**Problem description**
The data must be returned in full and exactly as given.
··· Materials provided
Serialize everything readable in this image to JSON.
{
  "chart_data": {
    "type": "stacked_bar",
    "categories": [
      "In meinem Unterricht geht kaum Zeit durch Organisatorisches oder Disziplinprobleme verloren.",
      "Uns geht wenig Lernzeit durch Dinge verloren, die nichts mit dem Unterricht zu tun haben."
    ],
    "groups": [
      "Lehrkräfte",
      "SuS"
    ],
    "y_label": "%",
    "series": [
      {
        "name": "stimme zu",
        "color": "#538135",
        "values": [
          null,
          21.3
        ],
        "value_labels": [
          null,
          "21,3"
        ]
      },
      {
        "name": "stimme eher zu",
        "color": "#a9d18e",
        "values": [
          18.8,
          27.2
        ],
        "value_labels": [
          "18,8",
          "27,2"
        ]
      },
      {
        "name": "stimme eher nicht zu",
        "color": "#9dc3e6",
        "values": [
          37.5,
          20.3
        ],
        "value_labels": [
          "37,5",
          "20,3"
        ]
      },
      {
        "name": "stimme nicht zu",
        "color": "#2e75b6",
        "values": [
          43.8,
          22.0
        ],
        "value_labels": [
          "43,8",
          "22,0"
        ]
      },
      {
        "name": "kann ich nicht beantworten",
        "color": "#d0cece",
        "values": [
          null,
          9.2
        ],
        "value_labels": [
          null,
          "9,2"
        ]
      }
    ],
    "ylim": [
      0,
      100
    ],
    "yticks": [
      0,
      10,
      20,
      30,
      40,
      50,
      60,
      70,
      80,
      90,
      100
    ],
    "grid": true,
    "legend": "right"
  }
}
······
**Reply**
Serialize everything readable in this image to JSON.
{
  "chart_data": {
    "type": "stacked_bar",
    "categories": [
      "In meinem Unterricht geht kaum Zeit durch Organisatorisches oder Disziplinprobleme verloren.",
      "Uns geht wenig Lernzeit durch Dinge verloren, die nichts mit dem Unterricht zu tun haben."
    ],
    "groups": [
      "Lehrkräfte",
      "SuS"
    ],
    "y_label": "%",
    "series": [
      {
        "name": "stimme zu",
        "color": "#538135",
        "values": [
          null,
          21.3
        ],
        "value_labels": [
          null,
          "21,3"
        ]
      },
      {
        "name": "stimme eher zu",
        "color": "#a9d18e",
        "values": [
          18.8,
          27.2
        ],
        "value_labels": [
          "18,8",
          "27,2"
        ]
      },
      {
        "name": "stimme eher nicht zu",
        "color": "#9dc3e6",
        "values": [
          37.5,
          20.3
        ],
        "value_labels": [
          "37,5",
          "20,3"
        ]
      },
      {
        "name": "stimme nicht zu",
        "color": "#2e75b6",
        "values": [
          43.8,
          22.0
        ],
        "value_labels": [
          "43,8",
          "22,0"
        ]
      },
      {
        "name": "kann ich nicht beantworten",
        "color": "#d0cece",
        "values": [
          null,
          9.2
        ],
        "value_labels": [
          null,
          "9,2"
        ]
      }
    ],
    "ylim": [
      0,
      100
    ],
    "yticks": [
      0,
      10,
      20,
      30,
      40,
      50,
      60,
      70,
      80,
      90,
      100
    ],
    "grid": true,
    "legend": "right"
  }
}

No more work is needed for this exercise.